Extracts from a graphics dataset:
= = = = =
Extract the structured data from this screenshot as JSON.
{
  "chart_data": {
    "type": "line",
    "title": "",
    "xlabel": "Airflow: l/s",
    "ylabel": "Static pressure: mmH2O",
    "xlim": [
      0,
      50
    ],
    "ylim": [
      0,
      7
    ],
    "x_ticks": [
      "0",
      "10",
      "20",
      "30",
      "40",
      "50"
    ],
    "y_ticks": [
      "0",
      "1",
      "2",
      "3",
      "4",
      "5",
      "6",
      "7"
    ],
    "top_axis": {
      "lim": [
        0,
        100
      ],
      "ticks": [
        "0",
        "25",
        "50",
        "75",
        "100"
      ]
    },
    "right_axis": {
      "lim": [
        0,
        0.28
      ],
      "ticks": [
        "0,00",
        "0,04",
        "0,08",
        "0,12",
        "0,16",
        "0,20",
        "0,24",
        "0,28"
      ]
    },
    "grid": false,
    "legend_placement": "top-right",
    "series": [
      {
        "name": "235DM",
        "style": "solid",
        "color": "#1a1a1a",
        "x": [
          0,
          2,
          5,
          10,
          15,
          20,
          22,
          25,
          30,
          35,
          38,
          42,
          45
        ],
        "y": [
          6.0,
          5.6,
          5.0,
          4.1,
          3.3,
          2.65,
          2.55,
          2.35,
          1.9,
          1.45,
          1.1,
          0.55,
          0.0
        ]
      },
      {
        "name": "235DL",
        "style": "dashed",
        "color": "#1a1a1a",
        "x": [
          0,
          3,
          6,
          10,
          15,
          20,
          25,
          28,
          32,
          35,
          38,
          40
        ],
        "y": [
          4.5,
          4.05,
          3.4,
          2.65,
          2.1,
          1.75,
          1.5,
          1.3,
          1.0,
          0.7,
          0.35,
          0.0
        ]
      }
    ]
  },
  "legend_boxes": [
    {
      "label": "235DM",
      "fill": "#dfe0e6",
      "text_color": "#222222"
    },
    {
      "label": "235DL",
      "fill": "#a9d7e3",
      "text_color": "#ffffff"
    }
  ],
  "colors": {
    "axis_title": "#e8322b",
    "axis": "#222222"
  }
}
= = = = =
Given task: Repeat the records above exactly.

Completed exercise:
Extract the structured data from this screenshot as JSON.
{
  "chart_data": {
    "type": "line",
    "title": "",
    "xlabel": "Airflow: l/s",
    "ylabel": "Static pressure: mmH2O",
    "xlim": [
      0,
      50
    ],
    "ylim": [
      0,
      7
    ],
    "x_ticks": [
      "0",
      "10",
      "20",
      "30",
      "40",
      "50"
    ],
    "y_ticks": [
      "0",
      "1",
      "2",
      "3",
      "4",
      "5",
      "6",
      "7"
    ],
    "top_axis": {
      "lim": [
        0,
        100
      ],
      "ticks": [
        "0",
        "25",
        "50",
        "75",
        "100"
      ]
    },
    "right_axis": {
      "lim": [
        0,
        0.28
      ],
      "ticks": [
        "0,00",
        "0,04",
        "0,08",
        "0,12",
        "0,16",
        "0,20",
        "0,24",
        "0,28"
      ]
    },
    "grid": false,
    "legend_placement": "top-right",
    "series": [
      {
        "name": "235DM",
        "style": "solid",
        "color": "#1a1a1a",
        "x": [
          0,
          2,
          5,
          10,
          15,
          20,
          22,
          25,
          30,
          35,
          38,
          42,
          45
        ],
        "y": [
          6.0,
          5.6,
          5.0,
          4.1,
          3.3,
          2.65,
          2.55,
          2.35,
          1.9,
          1.45,
          1.1,
          0.55,
          0.0
        ]
      },
      {
        "name": "235DL",
        "style": "dashed",
        "color": "#1a1a1a",
        "x": [
          0,
          3,
          6,
          10,
          15,
          20,
          25,
          28,
          32,
          35,
          38,
          40
        ],
        "y": [
          4.5,
          4.05,
          3.4,
          2.65,
          2.1,
          1.75,
          1.5,
          1.3,
          1.0,
          0.7,
          0.35,
          0.0
        ]
      }
    ]
  },
  "legend_boxes": [
    {
      "label": "235DM",
      "fill": "#dfe0e6",
      "text_color": "#222222"
    },
    {
      "label": "235DL",
      "fill": "#a9d7e3",
      "text_color": "#ffffff"
    }
  ],
  "colors": {
    "axis_title": "#e8322b",
    "axis": "#222222"
  }
}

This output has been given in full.